-- Brief --
Please repeat only the data from the line with "bar-value-label-1: 79.8 <box>488" up to and including the line with "banner-shape <box>32 34 668 104</box>", swapping "y-tick" for "y-axis-tick" and leaving everything else unchanged.

(Layout region records)
***

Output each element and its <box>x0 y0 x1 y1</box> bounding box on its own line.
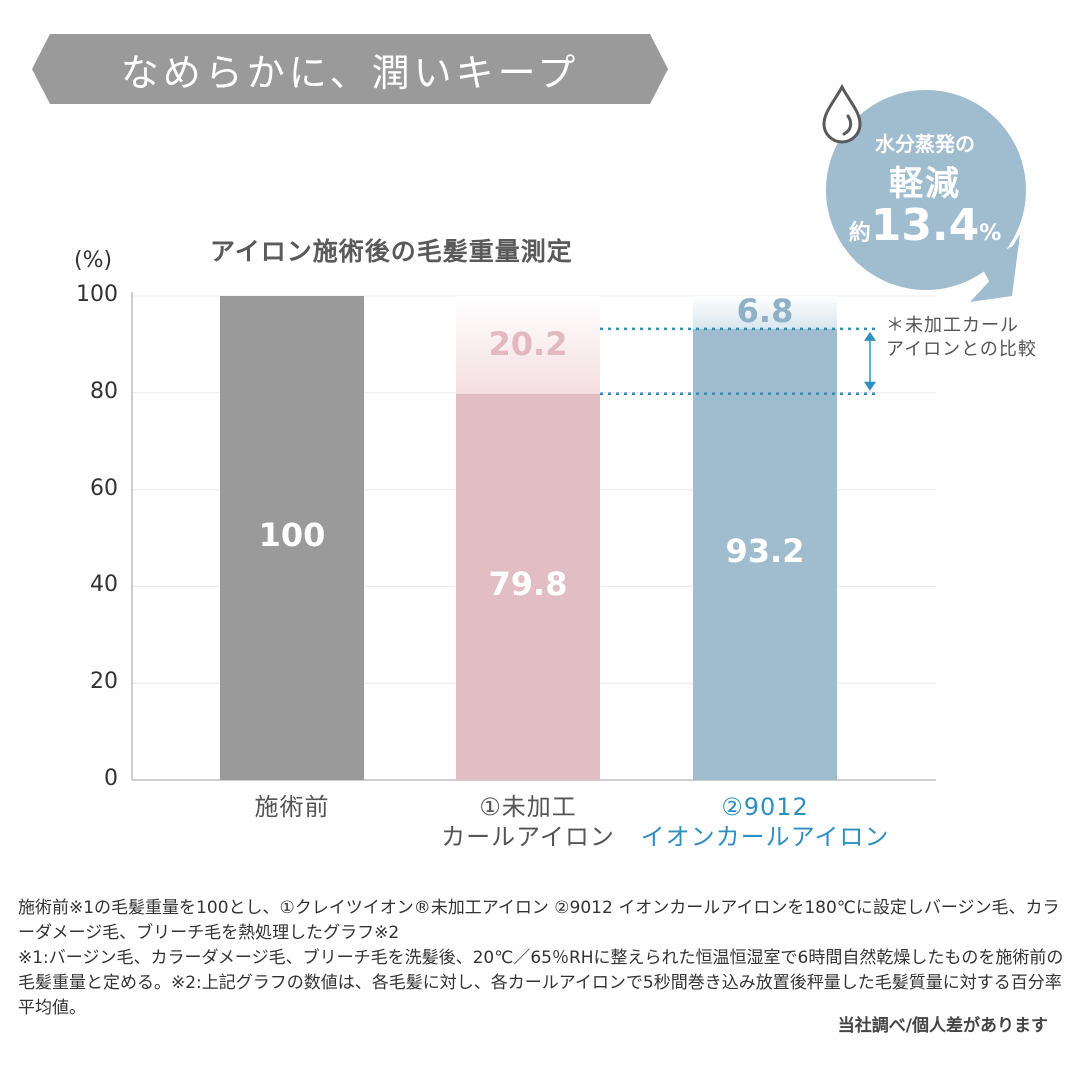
bar-value-label-1: 79.8 <box>488 564 568 603</box>
y-tick-60: 60 <box>90 475 118 501</box>
comparison-note-line-1: ＊未加工カール <box>886 315 1019 336</box>
y-tick-20: 20 <box>90 669 118 695</box>
headline-text: なめらかに、潤いキープ <box>120 50 580 95</box>
banner-shape <box>32 34 668 104</box>
y-tick-0: 0 <box>104 766 118 791</box>
bubble-line-1: 水分蒸発の <box>875 132 975 156</box>
bar-0 <box>220 296 364 780</box>
y-tick-100: 100 <box>76 282 118 307</box>
category-label-1: ①未加工 カールアイロン <box>398 792 658 852</box>
bubble-line-2: 軽減 <box>889 164 961 204</box>
bar-2 <box>693 328 837 780</box>
chart-title: アイロン施術後の毛髪重量測定 <box>210 237 573 266</box>
category-label-0: 施術前 <box>162 792 422 822</box>
bar-chart <box>131 292 936 781</box>
reduction-bubble: 水分蒸発の 軽減 約13.4% <box>820 84 1070 314</box>
water-drop-icon <box>822 84 862 144</box>
loss-value-label-2: 6.8 <box>736 292 794 331</box>
loss-value-label-1: 20.2 <box>488 324 568 363</box>
comparison-note: ＊未加工カール アイロンとの比較 <box>886 314 1037 362</box>
bar-value-label-2: 93.2 <box>725 532 805 571</box>
bubble-prefix: 約 <box>848 221 871 246</box>
comparison-note-line-2: アイロンとの比較 <box>886 339 1037 360</box>
y-tick-80: 80 <box>90 378 118 404</box>
category-label-1-line-0: ①未加工 <box>479 793 577 821</box>
y-axis-unit: (%) <box>74 248 113 273</box>
loss-segment-2 <box>693 296 837 329</box>
compare-arrow-down-head <box>864 381 876 391</box>
headline-banner: なめらかに、潤いキープ <box>32 34 668 104</box>
compare-arrow-up-head <box>864 331 876 341</box>
category-label-2: ②9012 イオンカールアイロン <box>635 792 895 852</box>
credit-note: 当社調べ/個人差があります <box>837 1016 1048 1036</box>
category-label-2-line-1: イオンカールアイロン <box>640 823 890 851</box>
bar-1 <box>456 393 600 780</box>
bar-value-label-0: 100 <box>258 516 326 554</box>
bubble-value: 約13.4% <box>820 200 1030 251</box>
y-tick-40: 40 <box>90 572 118 598</box>
bubble-shape <box>826 90 1026 302</box>
bubble-unit: % <box>979 221 1002 246</box>
category-label-0-line-0: 施術前 <box>254 793 330 821</box>
footnote: 施術前※1の毛髪重量を100とし、①クレイツイオン®未加工アイロン ②9012 … <box>18 898 1064 1018</box>
loss-segment-1 <box>456 296 600 394</box>
bubble-number: 13.4 <box>870 200 980 251</box>
category-label-1-line-1: カールアイロン <box>441 823 615 851</box>
category-label-2-line-0: ②9012 <box>721 793 809 821</box>
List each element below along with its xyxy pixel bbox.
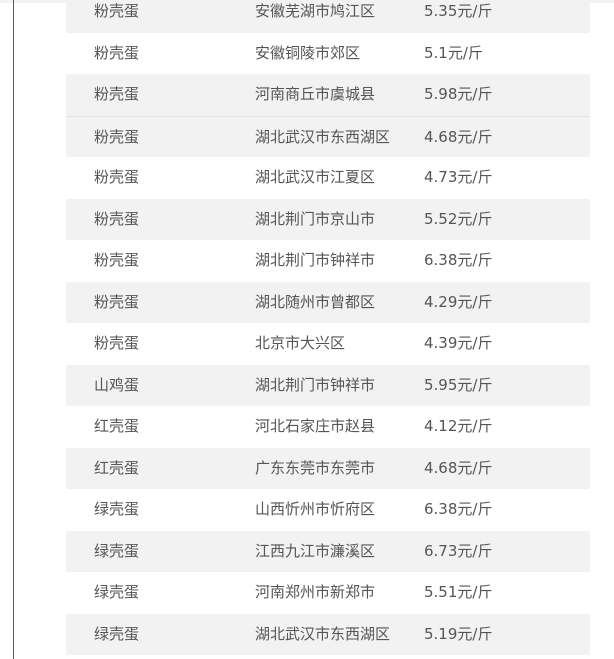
table-row: 绿壳蛋 湖北武汉市东西湖区 5.19元/斤: [66, 613, 590, 655]
egg-type-cell: 绿壳蛋: [94, 541, 140, 560]
table-row: 粉壳蛋 河南商丘市虞城县 5.98元/斤: [66, 74, 590, 116]
price-cell: 4.12元/斤: [424, 417, 493, 435]
price-cell: 5.19元/斤: [424, 624, 493, 643]
price-cell: 6.38元/斤: [424, 500, 493, 518]
table-row: 粉壳蛋 湖北武汉市东西湖区 4.68元/斤: [66, 115, 590, 157]
region-cell: 江西九江市濂溪区: [255, 541, 376, 560]
egg-type-cell: 粉壳蛋: [94, 209, 140, 228]
price-cell: 4.29元/斤: [424, 292, 493, 311]
price-cell: 5.35元/斤: [424, 2, 493, 20]
egg-type-cell: 粉壳蛋: [94, 43, 140, 62]
egg-price-table: 粉壳蛋 安徽芜湖市鸠江区 5.35元/斤 粉壳蛋 安徽铜陵市郊区 5.1元/斤 粉壳蛋 河南商…: [66, 0, 590, 655]
price-cell: 4.39元/斤: [424, 334, 493, 352]
price-cell: 4.73元/斤: [424, 168, 493, 186]
left-accent-line: [13, 0, 14, 659]
egg-type-cell: 绿壳蛋: [94, 624, 140, 643]
table-row: 红壳蛋 广东东莞市东莞市 4.68元/斤: [66, 447, 590, 489]
region-cell: 河南郑州市新郑市: [255, 583, 376, 601]
region-cell: 湖北武汉市东西湖区: [255, 624, 391, 643]
region-cell: 安徽铜陵市郊区: [255, 43, 361, 62]
egg-type-cell: 绿壳蛋: [94, 583, 140, 601]
region-cell: 湖北荆门市钟祥市: [255, 251, 376, 269]
table-row: 粉壳蛋 湖北随州市曾都区 4.29元/斤: [66, 281, 590, 323]
price-cell: 5.98元/斤: [424, 85, 493, 103]
egg-type-cell: 红壳蛋: [94, 458, 140, 477]
egg-type-cell: 绿壳蛋: [94, 500, 140, 518]
table-row: 粉壳蛋 北京市大兴区 4.39元/斤: [66, 323, 590, 365]
egg-type-cell: 粉壳蛋: [94, 127, 140, 146]
price-cell: 6.38元/斤: [424, 251, 493, 269]
egg-type-cell: 粉壳蛋: [94, 251, 140, 269]
price-cell: 6.73元/斤: [424, 541, 493, 560]
region-cell: 湖北荆门市京山市: [255, 209, 376, 228]
region-cell: 湖北武汉市东西湖区: [255, 127, 391, 146]
egg-type-cell: 山鸡蛋: [94, 375, 140, 394]
region-cell: 湖北随州市曾都区: [255, 292, 376, 311]
table-row: 绿壳蛋 河南郑州市新郑市 5.51元/斤: [66, 572, 590, 614]
price-cell: 4.68元/斤: [424, 127, 493, 146]
egg-type-cell: 粉壳蛋: [94, 85, 140, 103]
region-cell: 湖北荆门市钟祥市: [255, 375, 376, 394]
region-cell: 北京市大兴区: [255, 334, 346, 352]
region-cell: 安徽芜湖市鸠江区: [255, 2, 376, 20]
egg-type-cell: 粉壳蛋: [94, 2, 140, 20]
egg-type-cell: 粉壳蛋: [94, 168, 140, 186]
egg-type-cell: 粉壳蛋: [94, 292, 140, 311]
egg-type-cell: 粉壳蛋: [94, 334, 140, 352]
table-row: 粉壳蛋 湖北荆门市钟祥市 6.38元/斤: [66, 240, 590, 282]
region-cell: 湖北武汉市江夏区: [255, 168, 376, 186]
region-cell: 河南商丘市虞城县: [255, 85, 376, 103]
region-cell: 广东东莞市东莞市: [255, 458, 376, 477]
region-cell: 河北石家庄市赵县: [255, 417, 376, 435]
table-row: 粉壳蛋 安徽铜陵市郊区 5.1元/斤: [66, 33, 590, 75]
table-row: 绿壳蛋 江西九江市濂溪区 6.73元/斤: [66, 530, 590, 572]
egg-type-cell: 红壳蛋: [94, 417, 140, 435]
table-row: 粉壳蛋 湖北武汉市江夏区 4.73元/斤: [66, 157, 590, 199]
table-row: 粉壳蛋 安徽芜湖市鸠江区 5.35元/斤: [66, 0, 590, 33]
table-row: 红壳蛋 河北石家庄市赵县 4.12元/斤: [66, 406, 590, 448]
price-cell: 5.95元/斤: [424, 375, 493, 394]
price-cell: 5.1元/斤: [424, 43, 483, 62]
price-cell: 5.51元/斤: [424, 583, 493, 601]
price-cell: 4.68元/斤: [424, 458, 493, 477]
table-row: 粉壳蛋 湖北荆门市京山市 5.52元/斤: [66, 198, 590, 240]
table-row: 绿壳蛋 山西忻州市忻府区 6.38元/斤: [66, 489, 590, 531]
table-row: 山鸡蛋 湖北荆门市钟祥市 5.95元/斤: [66, 364, 590, 406]
region-cell: 山西忻州市忻府区: [255, 500, 376, 518]
price-cell: 5.52元/斤: [424, 209, 493, 228]
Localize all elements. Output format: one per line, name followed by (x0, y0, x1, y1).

***

-- Written reply --
bar-value-label-1: 79.8 <box>488 564 568 603</box>
y-axis-tick-60: 60 <box>90 475 118 501</box>
comparison-note-line-1: ＊未加工カール <box>886 315 1019 336</box>
y-axis-tick-20: 20 <box>90 669 118 695</box>
headline-text: なめらかに、潤いキープ <box>120 50 580 95</box>
banner-shape <box>32 34 668 104</box>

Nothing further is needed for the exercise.